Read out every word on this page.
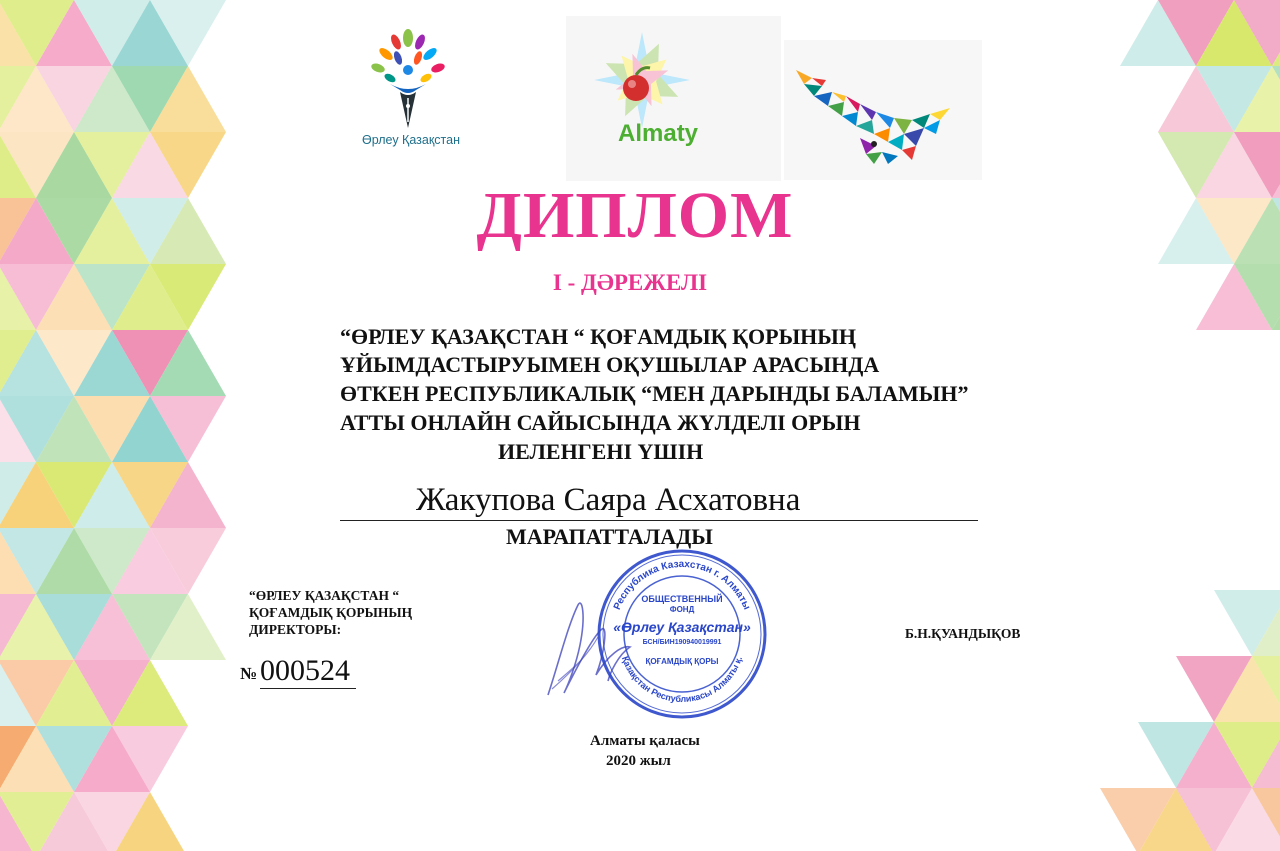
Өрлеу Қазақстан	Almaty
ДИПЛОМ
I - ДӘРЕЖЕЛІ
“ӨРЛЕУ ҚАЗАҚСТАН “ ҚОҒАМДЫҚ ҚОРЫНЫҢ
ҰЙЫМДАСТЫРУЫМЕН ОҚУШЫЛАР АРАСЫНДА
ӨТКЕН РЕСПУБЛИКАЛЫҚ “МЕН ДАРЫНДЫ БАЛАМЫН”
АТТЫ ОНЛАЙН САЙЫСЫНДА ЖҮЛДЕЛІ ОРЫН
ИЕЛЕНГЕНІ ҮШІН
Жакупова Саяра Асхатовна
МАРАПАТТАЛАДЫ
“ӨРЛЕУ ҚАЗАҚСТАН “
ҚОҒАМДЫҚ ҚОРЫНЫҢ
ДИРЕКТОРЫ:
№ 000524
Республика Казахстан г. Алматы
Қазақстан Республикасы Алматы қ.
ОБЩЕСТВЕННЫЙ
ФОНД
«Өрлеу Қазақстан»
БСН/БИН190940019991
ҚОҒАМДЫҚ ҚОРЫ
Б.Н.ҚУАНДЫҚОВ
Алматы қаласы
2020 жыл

...

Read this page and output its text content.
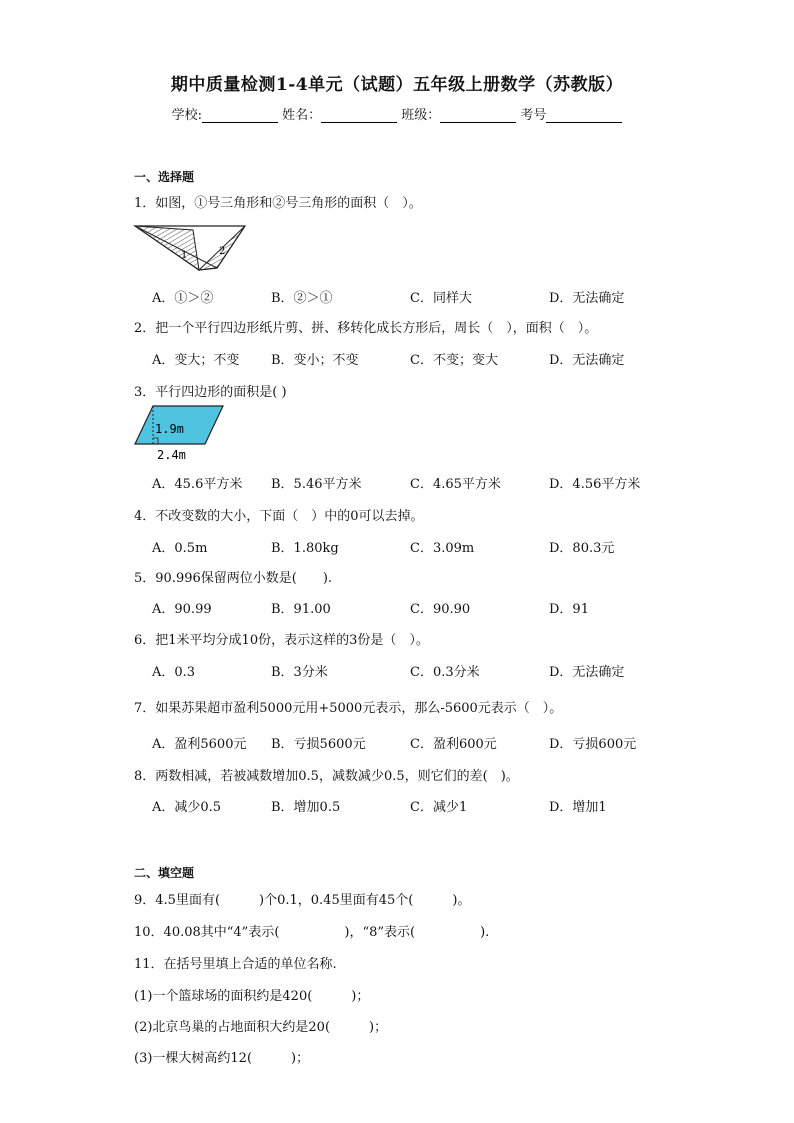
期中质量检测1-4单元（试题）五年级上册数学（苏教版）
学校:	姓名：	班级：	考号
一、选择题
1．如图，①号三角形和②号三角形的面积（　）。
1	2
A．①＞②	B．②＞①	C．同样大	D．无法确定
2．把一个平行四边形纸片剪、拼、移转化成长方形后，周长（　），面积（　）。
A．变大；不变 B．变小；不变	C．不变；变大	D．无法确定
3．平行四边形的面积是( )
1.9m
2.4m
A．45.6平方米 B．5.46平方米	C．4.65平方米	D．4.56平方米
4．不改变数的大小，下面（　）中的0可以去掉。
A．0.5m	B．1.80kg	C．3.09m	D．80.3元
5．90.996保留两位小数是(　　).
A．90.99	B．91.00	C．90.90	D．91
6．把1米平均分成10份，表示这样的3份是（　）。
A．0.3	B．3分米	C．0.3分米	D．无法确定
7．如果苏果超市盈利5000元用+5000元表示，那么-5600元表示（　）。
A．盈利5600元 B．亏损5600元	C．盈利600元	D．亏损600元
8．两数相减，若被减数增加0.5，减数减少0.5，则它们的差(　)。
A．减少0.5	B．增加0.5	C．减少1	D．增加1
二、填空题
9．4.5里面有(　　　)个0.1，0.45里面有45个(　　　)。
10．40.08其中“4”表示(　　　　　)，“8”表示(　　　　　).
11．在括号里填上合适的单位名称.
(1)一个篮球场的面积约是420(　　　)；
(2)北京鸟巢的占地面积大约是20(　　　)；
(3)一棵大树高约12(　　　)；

**What needs to be done**
Gather from the data above every line with the string "this".

**Solved problem**
Read out every word on this page.
Read this page and output its text content.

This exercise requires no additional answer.